Task directions => Copy every line with the string "Therapeutics" in it.

....

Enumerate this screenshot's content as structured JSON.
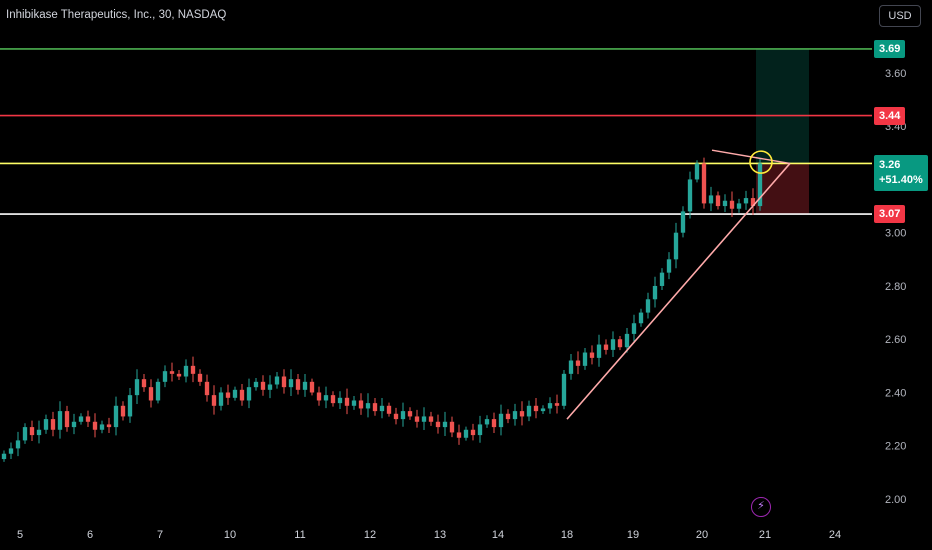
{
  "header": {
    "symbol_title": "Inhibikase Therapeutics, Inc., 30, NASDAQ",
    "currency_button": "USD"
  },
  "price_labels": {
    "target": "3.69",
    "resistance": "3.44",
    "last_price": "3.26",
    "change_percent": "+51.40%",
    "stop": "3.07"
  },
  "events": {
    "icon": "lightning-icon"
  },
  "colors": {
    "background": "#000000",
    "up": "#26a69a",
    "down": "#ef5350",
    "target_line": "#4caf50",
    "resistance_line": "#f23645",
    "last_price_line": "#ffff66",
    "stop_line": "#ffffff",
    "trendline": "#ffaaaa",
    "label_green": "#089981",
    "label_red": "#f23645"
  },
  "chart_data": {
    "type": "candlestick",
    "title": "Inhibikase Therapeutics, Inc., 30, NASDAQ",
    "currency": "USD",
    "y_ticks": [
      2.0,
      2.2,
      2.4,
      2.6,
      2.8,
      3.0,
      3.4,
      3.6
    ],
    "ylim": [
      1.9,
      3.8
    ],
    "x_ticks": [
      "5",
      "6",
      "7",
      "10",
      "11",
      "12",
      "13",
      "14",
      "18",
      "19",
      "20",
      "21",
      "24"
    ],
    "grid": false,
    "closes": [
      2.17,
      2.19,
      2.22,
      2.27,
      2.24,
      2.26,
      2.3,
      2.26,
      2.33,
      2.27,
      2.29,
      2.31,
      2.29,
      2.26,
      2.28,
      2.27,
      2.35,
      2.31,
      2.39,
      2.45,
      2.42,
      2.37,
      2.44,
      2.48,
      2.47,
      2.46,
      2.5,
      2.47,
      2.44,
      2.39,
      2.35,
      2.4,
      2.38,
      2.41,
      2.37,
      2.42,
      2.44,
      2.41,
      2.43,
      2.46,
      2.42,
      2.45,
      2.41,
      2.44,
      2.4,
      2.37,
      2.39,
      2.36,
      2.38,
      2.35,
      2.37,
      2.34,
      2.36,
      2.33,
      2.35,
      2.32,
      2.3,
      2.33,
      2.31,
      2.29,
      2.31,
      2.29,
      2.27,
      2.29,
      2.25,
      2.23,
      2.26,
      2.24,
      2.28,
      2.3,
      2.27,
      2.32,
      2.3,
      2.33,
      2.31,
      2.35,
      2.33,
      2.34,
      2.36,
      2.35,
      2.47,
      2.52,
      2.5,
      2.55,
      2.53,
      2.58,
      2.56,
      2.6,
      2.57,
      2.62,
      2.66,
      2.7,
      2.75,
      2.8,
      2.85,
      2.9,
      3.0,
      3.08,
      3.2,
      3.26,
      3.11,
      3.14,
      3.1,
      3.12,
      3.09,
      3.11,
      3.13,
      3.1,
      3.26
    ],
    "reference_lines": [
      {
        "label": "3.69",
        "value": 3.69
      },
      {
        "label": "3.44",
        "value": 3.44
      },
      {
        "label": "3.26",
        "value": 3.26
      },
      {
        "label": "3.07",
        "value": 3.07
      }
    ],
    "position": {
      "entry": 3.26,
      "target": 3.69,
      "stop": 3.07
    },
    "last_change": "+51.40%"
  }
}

....

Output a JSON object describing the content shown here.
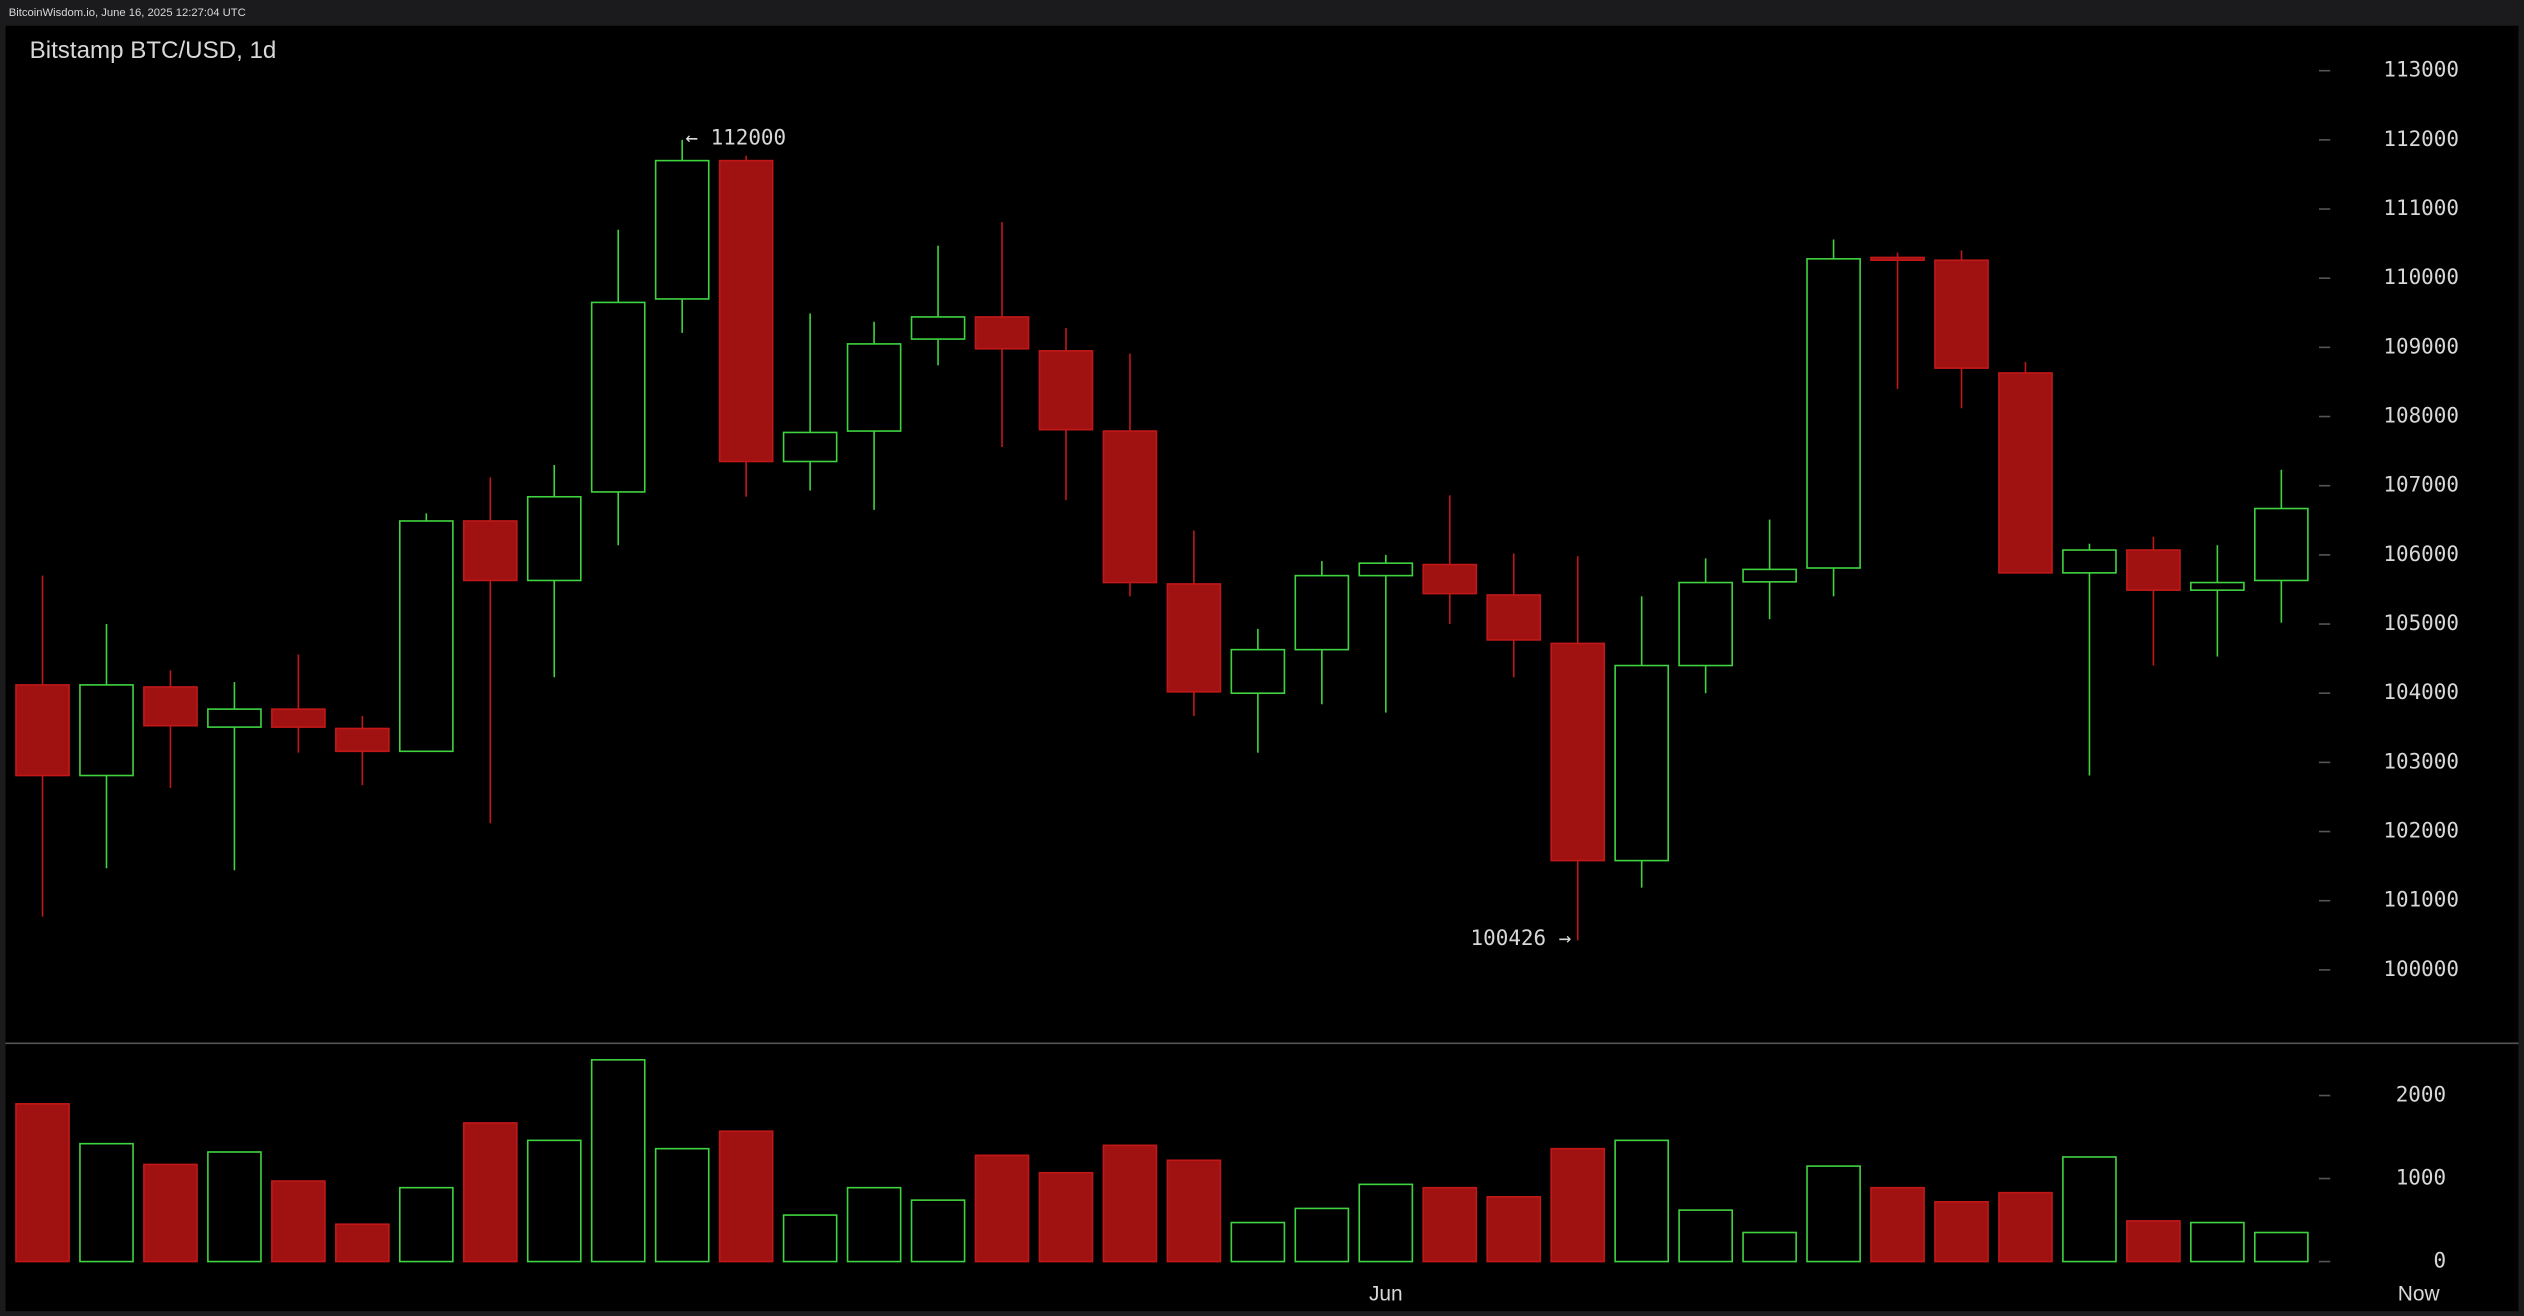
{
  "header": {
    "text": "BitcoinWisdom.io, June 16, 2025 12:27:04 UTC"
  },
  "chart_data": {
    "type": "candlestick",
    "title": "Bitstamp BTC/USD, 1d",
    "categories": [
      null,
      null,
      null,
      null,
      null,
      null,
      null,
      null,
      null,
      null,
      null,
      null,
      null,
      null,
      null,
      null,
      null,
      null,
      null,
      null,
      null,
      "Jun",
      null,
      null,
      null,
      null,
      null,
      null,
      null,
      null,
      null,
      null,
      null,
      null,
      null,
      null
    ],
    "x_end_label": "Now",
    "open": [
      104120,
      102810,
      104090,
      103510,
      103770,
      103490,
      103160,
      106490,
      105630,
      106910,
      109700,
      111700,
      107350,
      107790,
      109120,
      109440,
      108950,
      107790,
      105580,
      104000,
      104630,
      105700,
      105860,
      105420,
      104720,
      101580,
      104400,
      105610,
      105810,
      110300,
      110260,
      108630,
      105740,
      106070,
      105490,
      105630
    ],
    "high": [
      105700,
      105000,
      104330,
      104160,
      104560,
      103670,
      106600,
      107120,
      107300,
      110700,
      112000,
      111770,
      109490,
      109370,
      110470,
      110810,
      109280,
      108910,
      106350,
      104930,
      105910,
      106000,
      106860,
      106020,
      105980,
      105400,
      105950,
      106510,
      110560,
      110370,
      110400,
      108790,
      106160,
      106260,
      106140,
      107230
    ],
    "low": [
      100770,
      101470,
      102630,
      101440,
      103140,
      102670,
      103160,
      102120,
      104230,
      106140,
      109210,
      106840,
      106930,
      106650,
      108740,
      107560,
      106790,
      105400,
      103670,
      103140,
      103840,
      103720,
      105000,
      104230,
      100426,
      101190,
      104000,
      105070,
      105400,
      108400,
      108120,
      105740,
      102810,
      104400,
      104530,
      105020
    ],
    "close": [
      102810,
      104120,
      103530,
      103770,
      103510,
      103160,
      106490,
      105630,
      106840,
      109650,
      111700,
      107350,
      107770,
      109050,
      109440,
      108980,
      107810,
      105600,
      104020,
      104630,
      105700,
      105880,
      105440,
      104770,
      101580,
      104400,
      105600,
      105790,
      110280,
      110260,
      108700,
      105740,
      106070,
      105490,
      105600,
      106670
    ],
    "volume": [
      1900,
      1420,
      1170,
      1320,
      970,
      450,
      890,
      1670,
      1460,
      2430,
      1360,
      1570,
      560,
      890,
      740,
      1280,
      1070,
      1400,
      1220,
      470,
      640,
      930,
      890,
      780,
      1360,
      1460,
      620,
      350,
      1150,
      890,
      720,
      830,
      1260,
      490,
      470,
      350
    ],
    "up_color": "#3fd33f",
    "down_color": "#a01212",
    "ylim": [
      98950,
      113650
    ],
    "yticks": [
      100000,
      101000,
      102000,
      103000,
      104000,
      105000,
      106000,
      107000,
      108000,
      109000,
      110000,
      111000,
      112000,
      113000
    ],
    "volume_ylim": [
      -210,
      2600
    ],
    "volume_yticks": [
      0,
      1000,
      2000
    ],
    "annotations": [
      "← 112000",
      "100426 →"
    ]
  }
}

....

Final result =>
    "symbol_title": "Inhibikase Therapeutics, Inc., 30, NASDAQ",
    "title": "Inhibikase Therapeutics, Inc., 30, NASDAQ",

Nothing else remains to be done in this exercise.